* _WHAT NEEDS TO BE DONE_
Pull every line with the word "alebo" out of the entries below.

* _Records_

_____

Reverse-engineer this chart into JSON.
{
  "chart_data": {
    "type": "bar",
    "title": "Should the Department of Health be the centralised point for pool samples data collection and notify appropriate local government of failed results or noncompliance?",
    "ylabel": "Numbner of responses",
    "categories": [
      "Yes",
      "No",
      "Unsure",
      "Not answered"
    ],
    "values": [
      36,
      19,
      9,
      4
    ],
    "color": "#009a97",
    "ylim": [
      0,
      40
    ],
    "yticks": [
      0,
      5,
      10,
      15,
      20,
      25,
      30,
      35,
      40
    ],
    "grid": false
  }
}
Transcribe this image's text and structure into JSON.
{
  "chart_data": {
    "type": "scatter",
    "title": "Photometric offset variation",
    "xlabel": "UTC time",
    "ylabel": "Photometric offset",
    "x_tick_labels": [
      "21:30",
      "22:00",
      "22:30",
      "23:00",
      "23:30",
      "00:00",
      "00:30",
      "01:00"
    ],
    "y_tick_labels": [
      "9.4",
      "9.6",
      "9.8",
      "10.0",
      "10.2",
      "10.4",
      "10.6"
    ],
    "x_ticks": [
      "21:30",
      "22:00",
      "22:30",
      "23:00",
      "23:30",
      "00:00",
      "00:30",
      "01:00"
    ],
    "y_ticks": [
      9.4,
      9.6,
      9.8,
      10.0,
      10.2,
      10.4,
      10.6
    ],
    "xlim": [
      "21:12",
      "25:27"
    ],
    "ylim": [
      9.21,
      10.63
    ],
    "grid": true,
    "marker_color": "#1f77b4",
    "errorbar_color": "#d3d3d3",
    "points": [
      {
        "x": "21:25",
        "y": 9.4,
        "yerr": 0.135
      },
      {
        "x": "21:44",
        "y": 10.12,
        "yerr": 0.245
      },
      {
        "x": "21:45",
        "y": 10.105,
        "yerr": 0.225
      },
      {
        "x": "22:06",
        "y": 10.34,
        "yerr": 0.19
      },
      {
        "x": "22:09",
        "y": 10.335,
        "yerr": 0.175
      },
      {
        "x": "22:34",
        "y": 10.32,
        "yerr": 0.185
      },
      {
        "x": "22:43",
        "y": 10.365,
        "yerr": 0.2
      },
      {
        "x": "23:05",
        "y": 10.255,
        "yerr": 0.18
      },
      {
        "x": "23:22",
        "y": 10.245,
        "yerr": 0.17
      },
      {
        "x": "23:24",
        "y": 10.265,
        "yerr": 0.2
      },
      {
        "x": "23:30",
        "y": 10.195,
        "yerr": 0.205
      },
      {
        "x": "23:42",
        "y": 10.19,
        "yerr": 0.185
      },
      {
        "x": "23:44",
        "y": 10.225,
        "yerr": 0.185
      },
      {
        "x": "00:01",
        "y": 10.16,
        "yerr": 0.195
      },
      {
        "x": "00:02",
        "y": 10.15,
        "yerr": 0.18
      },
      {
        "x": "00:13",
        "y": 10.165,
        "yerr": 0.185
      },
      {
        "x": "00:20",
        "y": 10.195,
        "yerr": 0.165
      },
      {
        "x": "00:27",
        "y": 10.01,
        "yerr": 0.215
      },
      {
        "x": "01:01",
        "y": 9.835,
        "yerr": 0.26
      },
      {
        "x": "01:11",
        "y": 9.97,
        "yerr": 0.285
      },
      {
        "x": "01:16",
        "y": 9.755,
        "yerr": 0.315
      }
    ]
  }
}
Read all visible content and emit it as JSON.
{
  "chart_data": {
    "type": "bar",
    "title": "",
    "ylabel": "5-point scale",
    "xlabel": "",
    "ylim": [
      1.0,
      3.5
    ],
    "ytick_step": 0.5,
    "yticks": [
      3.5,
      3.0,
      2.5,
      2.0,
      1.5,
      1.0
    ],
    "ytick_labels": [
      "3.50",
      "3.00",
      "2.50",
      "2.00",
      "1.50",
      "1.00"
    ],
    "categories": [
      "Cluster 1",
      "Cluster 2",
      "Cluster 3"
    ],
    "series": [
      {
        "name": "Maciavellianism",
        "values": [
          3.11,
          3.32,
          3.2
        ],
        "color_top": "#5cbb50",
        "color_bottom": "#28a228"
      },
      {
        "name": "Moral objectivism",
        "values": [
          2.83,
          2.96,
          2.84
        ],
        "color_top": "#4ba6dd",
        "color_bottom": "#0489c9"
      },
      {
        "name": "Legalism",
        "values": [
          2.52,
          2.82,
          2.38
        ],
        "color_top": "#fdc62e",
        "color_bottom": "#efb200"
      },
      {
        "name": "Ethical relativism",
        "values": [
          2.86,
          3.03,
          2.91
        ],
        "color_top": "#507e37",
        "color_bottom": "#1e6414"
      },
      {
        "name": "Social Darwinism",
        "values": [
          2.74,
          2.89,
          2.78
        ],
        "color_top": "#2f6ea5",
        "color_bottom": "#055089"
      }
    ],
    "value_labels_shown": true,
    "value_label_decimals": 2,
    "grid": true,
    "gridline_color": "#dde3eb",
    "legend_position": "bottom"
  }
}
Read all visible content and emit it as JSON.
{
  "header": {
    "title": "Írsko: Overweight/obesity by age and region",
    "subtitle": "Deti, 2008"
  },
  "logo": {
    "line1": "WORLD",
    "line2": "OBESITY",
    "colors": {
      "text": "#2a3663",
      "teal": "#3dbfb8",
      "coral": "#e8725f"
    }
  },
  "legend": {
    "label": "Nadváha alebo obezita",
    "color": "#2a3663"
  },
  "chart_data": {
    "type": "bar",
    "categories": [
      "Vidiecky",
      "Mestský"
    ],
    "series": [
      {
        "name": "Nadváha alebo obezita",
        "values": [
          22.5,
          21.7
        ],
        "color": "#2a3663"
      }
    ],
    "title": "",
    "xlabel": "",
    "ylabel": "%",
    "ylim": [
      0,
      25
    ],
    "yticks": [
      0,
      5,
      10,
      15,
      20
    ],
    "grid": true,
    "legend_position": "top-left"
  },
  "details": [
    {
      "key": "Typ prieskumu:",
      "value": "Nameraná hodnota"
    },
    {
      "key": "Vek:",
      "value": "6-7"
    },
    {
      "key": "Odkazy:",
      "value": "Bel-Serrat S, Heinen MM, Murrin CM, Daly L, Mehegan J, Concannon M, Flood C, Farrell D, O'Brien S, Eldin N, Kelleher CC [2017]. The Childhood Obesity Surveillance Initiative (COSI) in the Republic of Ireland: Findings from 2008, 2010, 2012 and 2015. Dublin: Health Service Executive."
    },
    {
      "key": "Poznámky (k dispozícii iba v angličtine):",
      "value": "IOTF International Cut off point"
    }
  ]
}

_____

* _RESULT FOR THIS EXERCISE_
    "label": "Nadváha alebo obezita",
        "name": "Nadváha alebo obezita",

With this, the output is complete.